══ Records supplied ══

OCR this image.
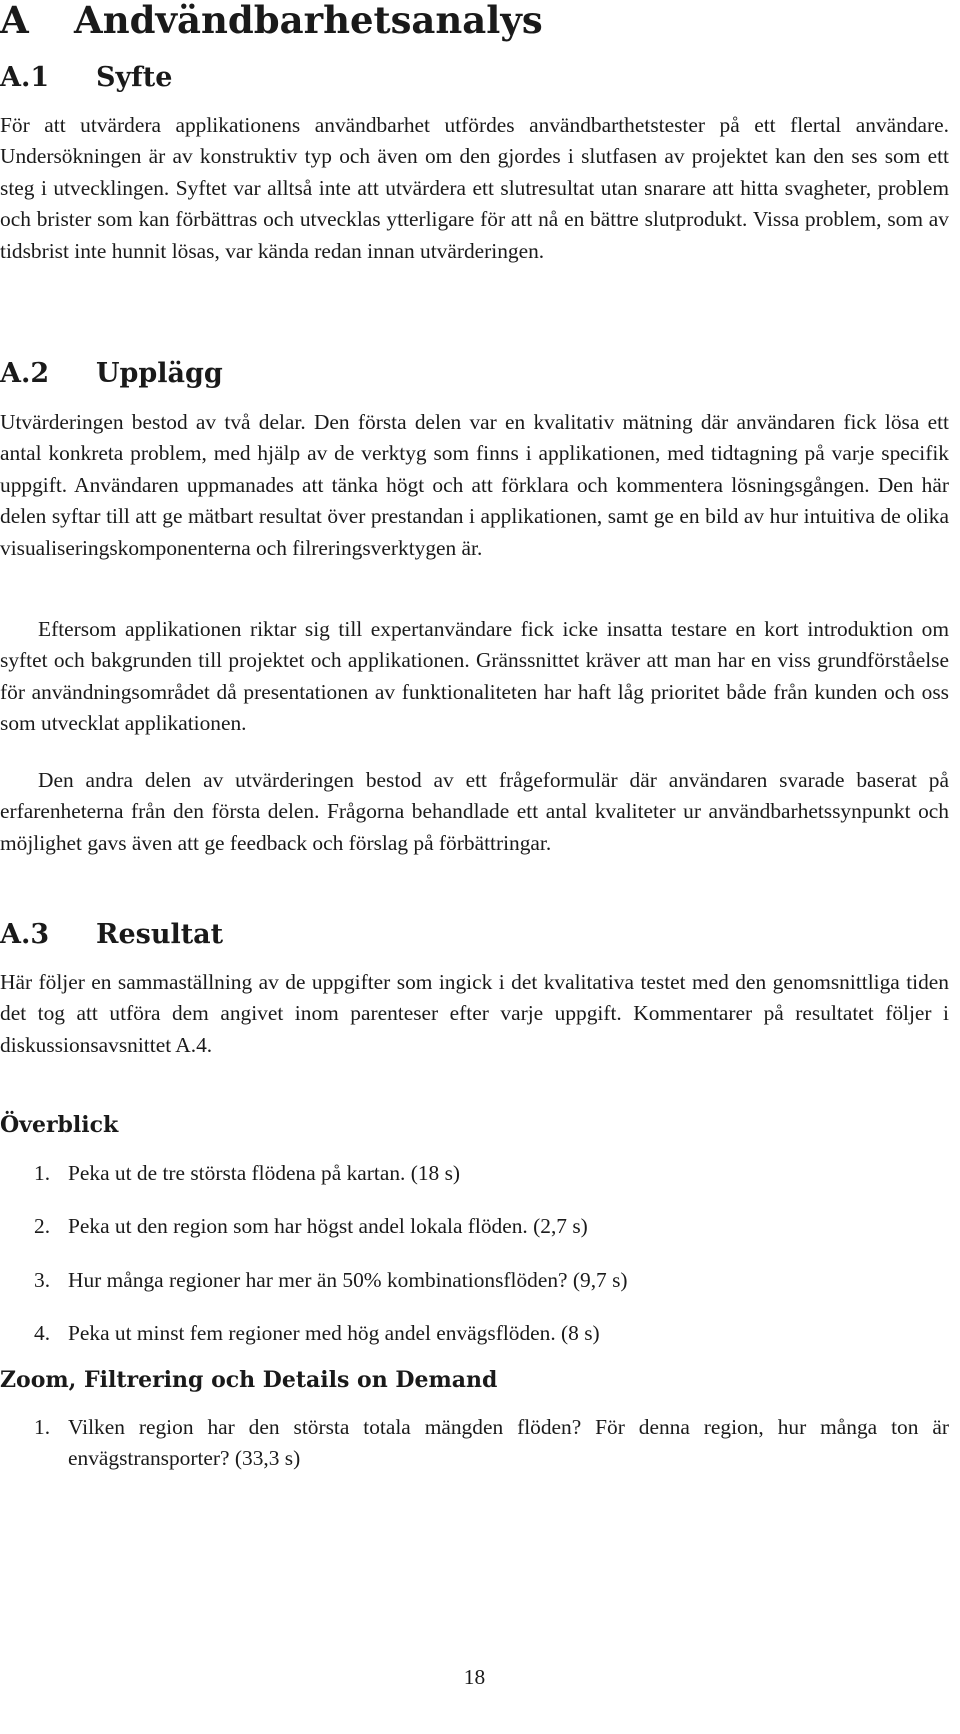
A Andvändbarhetsanalys
A.1 Syfte

För att utvärdera applikationens användbarhet utfördes användbarthetstester på ett flertal användare. Undersökningen är av konstruktiv typ och även om den gjordes i slutfasen av projektet kan den ses som ett steg i utvecklingen. Syftet var alltså inte att utvärdera ett slutresultat utan snarare att hitta svagheter, problem och brister som kan förbättras och utvecklas ytterligare för att nå en bättre slutprodukt. Vissa problem, som av tidsbrist inte hunnit lösas, var kända redan innan utvärderingen.

A.2 Upplägg

Utvärderingen bestod av två delar. Den första delen var en kvalitativ mätning där användaren fick lösa ett antal konkreta problem, med hjälp av de verktyg som finns i applikationen, med tidtagning på varje specifik uppgift. Användaren uppmanades att tänka högt och att förklara och kommentera lösningsgången. Den här delen syftar till att ge mätbart resultat över prestandan i applikationen, samt ge en bild av hur intuitiva de olika visualiseringskomponenterna och filreringsverktygen är.

Eftersom applikationen riktar sig till expertanvändare fick icke insatta testare en kort introduktion om syftet och bakgrunden till projektet och applikationen. Gränssnittet kräver att man har en viss grundförståelse för användningsområdet då presentationen av funktionaliteten har haft låg prioritet både från kunden och oss som utvecklat applikationen.

Den andra delen av utvärderingen bestod av ett frågeformulär där användaren svarade baserat på erfarenheterna från den första delen. Frågorna behandlade ett antal kvaliteter ur användbarhetssynpunkt och möjlighet gavs även att ge feedback och förslag på förbättringar.

A.3 Resultat

Här följer en sammaställning av de uppgifter som ingick i det kvalitativa testet med den genomsnittliga tiden det tog att utföra dem angivet inom parenteser efter varje uppgift. Kommentarer på resultatet följer i diskussionsavsnittet A.4.

Överblick
1. Peka ut de tre största flödena på kartan. (18 s)
2. Peka ut den region som har högst andel lokala flöden. (2,7 s)
3. Hur många regioner har mer än 50% kombinationsflöden? (9,7 s)
4. Peka ut minst fem regioner med hög andel envägsflöden. (8 s)
Zoom, Filtrering och Details on Demand
1. Vilken region har den största totala mängden flöden? För denna region, hur många ton är envägstransporter? (33,3 s)
18
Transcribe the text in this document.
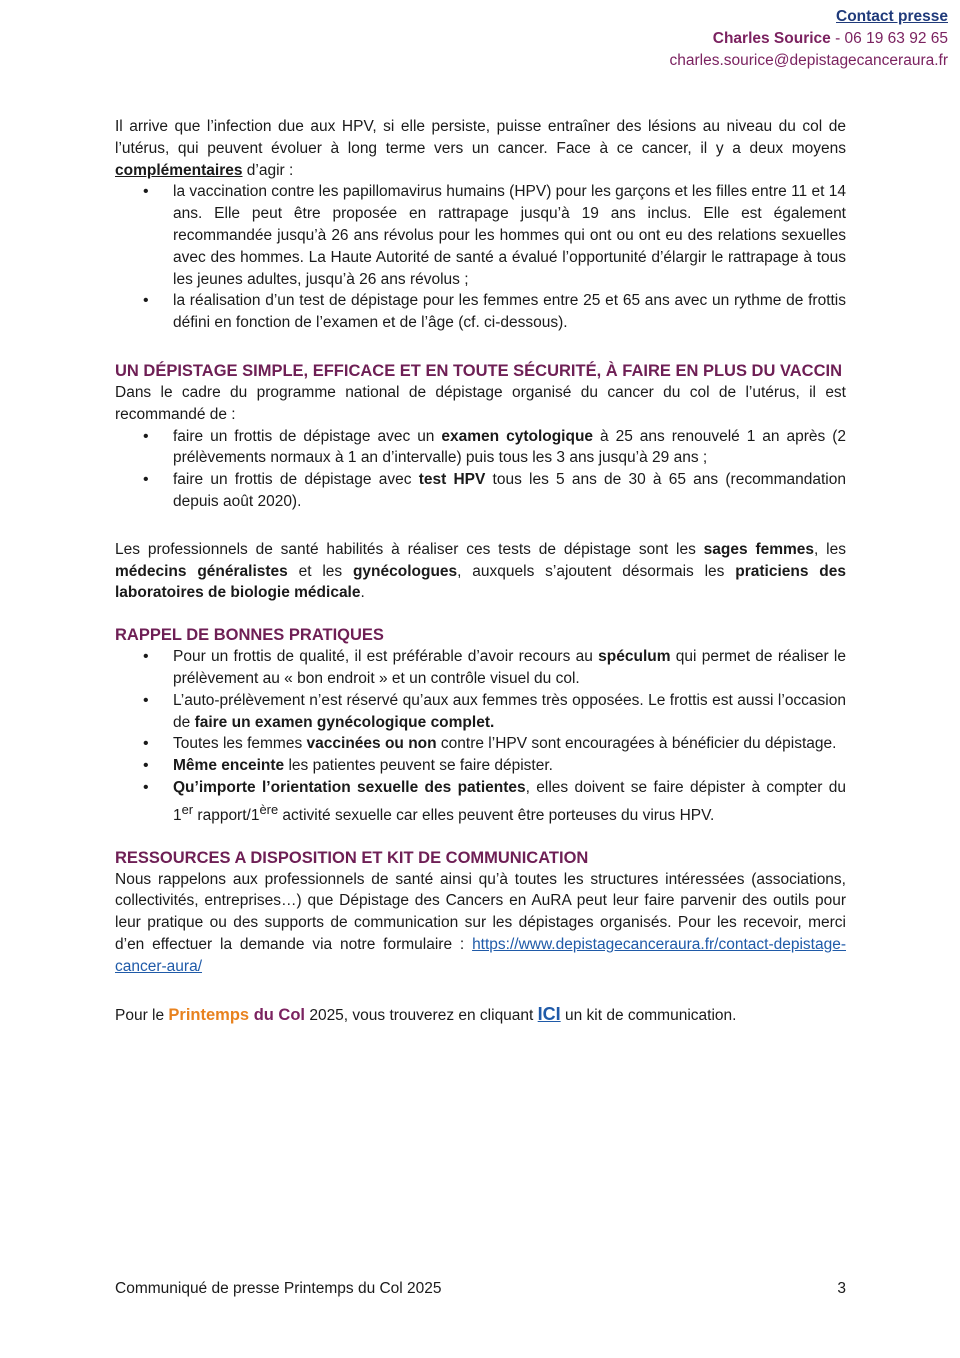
Contact presse
Charles Sourice - 06 19 63 92 65
charles.sourice@depistagecanceraura.fr

Il arrive que l’infection due aux HPV, si elle persiste, puisse entraîner des lésions au niveau du col de l’utérus, qui peuvent évoluer à long terme vers un cancer. Face à ce cancer, il y a deux moyens complémentaires d’agir :

• la vaccination contre les papillomavirus humains (HPV) pour les garçons et les filles entre 11 et 14 ans. Elle peut être proposée en rattrapage jusqu’à 19 ans inclus. Elle est également recommandée jusqu’à 26 ans révolus pour les hommes qui ont ou ont eu des relations sexuelles avec des hommes. La Haute Autorité de santé a évalué l’opportunité d’élargir le rattrapage à tous les jeunes adultes, jusqu’à 26 ans révolus ;
• la réalisation d’un test de dépistage pour les femmes entre 25 et 65 ans avec un rythme de frottis défini en fonction de l’examen et de l’âge (cf. ci-dessous).
UN DÉPISTAGE SIMPLE, EFFICACE ET EN TOUTE SÉCURITÉ, À FAIRE EN PLUS DU VACCIN

Dans le cadre du programme national de dépistage organisé du cancer du col de l’utérus, il est recommandé de :

• faire un frottis de dépistage avec un examen cytologique à 25 ans renouvelé 1 an après (2 prélèvements normaux à 1 an d’intervalle) puis tous les 3 ans jusqu’à 29 ans ;
• faire un frottis de dépistage avec test HPV tous les 5 ans de 30 à 65 ans (recommandation depuis août 2020).

Les professionnels de santé habilités à réaliser ces tests de dépistage sont les sages femmes, les médecins généralistes et les gynécologues, auxquels s’ajoutent désormais les praticiens des laboratoires de biologie médicale.

RAPPEL DE BONNES PRATIQUES
• Pour un frottis de qualité, il est préférable d’avoir recours au spéculum qui permet de réaliser le prélèvement au « bon endroit » et un contrôle visuel du col.
• L’auto-prélèvement n’est réservé qu’aux aux femmes très opposées. Le frottis est aussi l’occasion de faire un examen gynécologique complet.
• Toutes les femmes vaccinées ou non contre l’HPV sont encouragées à bénéficier du dépistage.
• Même enceinte les patientes peuvent se faire dépister.
• Qu’importe l’orientation sexuelle des patientes, elles doivent se faire dépister à compter du 1er rapport/1ère activité sexuelle car elles peuvent être porteuses du virus HPV.
RESSOURCES A DISPOSITION ET KIT DE COMMUNICATION

Nous rappelons aux professionnels de santé ainsi qu’à toutes les structures intéressées (associations, collectivités, entreprises…) que Dépistage des Cancers en AuRA peut leur faire parvenir des outils pour leur pratique ou des supports de communication sur les dépistages organisés. Pour les recevoir, merci d’en effectuer la demande via notre formulaire : https://www.depistagecanceraura.fr/contact-depistage-cancer-aura/

Pour le Printemps du Col 2025, vous trouverez en cliquant ICI un kit de communication.

Communiqué de presse Printemps du Col 2025	3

═══

**Task statement:** Could you state the number of lines above in which the word "Peka" appears? Give that number by itself.

**Output:** 3